## LISTING

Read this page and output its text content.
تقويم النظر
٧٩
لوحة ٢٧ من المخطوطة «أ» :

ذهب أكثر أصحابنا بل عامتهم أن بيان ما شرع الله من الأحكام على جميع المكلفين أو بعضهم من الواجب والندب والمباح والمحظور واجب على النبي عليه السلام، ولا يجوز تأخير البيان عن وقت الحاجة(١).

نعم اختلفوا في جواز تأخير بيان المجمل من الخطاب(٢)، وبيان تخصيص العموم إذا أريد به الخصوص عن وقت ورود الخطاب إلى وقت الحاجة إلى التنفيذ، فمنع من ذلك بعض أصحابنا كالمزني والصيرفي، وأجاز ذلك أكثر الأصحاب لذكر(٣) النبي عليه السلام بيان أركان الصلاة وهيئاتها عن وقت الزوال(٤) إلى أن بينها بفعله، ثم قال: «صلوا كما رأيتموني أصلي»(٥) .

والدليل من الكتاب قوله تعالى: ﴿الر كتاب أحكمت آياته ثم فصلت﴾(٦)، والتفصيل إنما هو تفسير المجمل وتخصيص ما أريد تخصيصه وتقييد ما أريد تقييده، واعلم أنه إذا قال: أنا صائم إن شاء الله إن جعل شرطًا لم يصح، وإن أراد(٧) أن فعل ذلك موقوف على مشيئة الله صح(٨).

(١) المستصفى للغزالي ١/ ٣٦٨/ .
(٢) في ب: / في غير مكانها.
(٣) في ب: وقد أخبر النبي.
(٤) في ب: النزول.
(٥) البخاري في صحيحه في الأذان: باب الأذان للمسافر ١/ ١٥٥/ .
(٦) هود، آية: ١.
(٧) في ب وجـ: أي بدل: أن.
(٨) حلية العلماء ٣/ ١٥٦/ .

## REQUIREMENT
Using the data above, reproduce every line exactly.

## FINAL ANSWER
Read this page and output its text content.
تقويم النظر
٧٩
لوحة ٢٧ من المخطوطة «أ» :

ذهب أكثر أصحابنا بل عامتهم أن بيان ما شرع الله من الأحكام على جميع المكلفين أو بعضهم من الواجب والندب والمباح والمحظور واجب على النبي عليه السلام، ولا يجوز تأخير البيان عن وقت الحاجة(١).

نعم اختلفوا في جواز تأخير بيان المجمل من الخطاب(٢)، وبيان تخصيص العموم إذا أريد به الخصوص عن وقت ورود الخطاب إلى وقت الحاجة إلى التنفيذ، فمنع من ذلك بعض أصحابنا كالمزني والصيرفي، وأجاز ذلك أكثر الأصحاب لذكر(٣) النبي عليه السلام بيان أركان الصلاة وهيئاتها عن وقت الزوال(٤) إلى أن بينها بفعله، ثم قال: «صلوا كما رأيتموني أصلي»(٥) .

والدليل من الكتاب قوله تعالى: ﴿الر كتاب أحكمت آياته ثم فصلت﴾(٦)، والتفصيل إنما هو تفسير المجمل وتخصيص ما أريد تخصيصه وتقييد ما أريد تقييده، واعلم أنه إذا قال: أنا صائم إن شاء الله إن جعل شرطًا لم يصح، وإن أراد(٧) أن فعل ذلك موقوف على مشيئة الله صح(٨).

(١) المستصفى للغزالي ١/ ٣٦٨/ .
(٢) في ب: / في غير مكانها.
(٣) في ب: وقد أخبر النبي.
(٤) في ب: النزول.
(٥) البخاري في صحيحه في الأذان: باب الأذان للمسافر ١/ ١٥٥/ .
(٦) هود، آية: ١.
(٧) في ب وجـ: أي بدل: أن.
(٨) حلية العلماء ٣/ ١٥٦/ .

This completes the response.